> _RECORDS PROVIDED_:
== == ==
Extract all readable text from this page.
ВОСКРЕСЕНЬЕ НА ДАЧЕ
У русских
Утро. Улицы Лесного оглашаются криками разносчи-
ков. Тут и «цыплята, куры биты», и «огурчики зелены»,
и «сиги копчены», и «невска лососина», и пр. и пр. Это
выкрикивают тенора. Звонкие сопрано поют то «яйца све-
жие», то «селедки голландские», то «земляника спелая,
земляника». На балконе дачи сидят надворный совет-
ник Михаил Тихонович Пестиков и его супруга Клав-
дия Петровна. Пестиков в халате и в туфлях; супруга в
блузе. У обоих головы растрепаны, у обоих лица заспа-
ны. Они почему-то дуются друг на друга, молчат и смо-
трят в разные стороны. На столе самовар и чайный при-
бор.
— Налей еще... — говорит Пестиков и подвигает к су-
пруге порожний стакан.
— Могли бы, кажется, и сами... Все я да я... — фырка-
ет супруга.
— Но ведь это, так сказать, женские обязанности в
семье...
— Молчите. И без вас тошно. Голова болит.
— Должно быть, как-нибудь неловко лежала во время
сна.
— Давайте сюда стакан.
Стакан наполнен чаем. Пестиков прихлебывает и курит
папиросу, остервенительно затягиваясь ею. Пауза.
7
== == ==
> _WHAT THE TASK REQUIRES_:
Generate an exact reproduction of all entries.

> _ANSWER TO THIS TASK_:
Extract all readable text from this page.
ВОСКРЕСЕНЬЕ НА ДАЧЕ
У русских
Утро. Улицы Лесного оглашаются криками разносчи-
ков. Тут и «цыплята, куры биты», и «огурчики зелены»,
и «сиги копчены», и «невска лососина», и пр. и пр. Это
выкрикивают тенора. Звонкие сопрано поют то «яйца све-
жие», то «селедки голландские», то «земляника спелая,
земляника». На балконе дачи сидят надворный совет-
ник Михаил Тихонович Пестиков и его супруга Клав-
дия Петровна. Пестиков в халате и в туфлях; супруга в
блузе. У обоих головы растрепаны, у обоих лица заспа-
ны. Они почему-то дуются друг на друга, молчат и смо-
трят в разные стороны. На столе самовар и чайный при-
бор.
— Налей еще... — говорит Пестиков и подвигает к су-
пруге порожний стакан.
— Могли бы, кажется, и сами... Все я да я... — фырка-
ет супруга.
— Но ведь это, так сказать, женские обязанности в
семье...
— Молчите. И без вас тошно. Голова болит.
— Должно быть, как-нибудь неловко лежала во время
сна.
— Давайте сюда стакан.
Стакан наполнен чаем. Пестиков прихлебывает и курит
папиросу, остервенительно затягиваясь ею. Пауза.
7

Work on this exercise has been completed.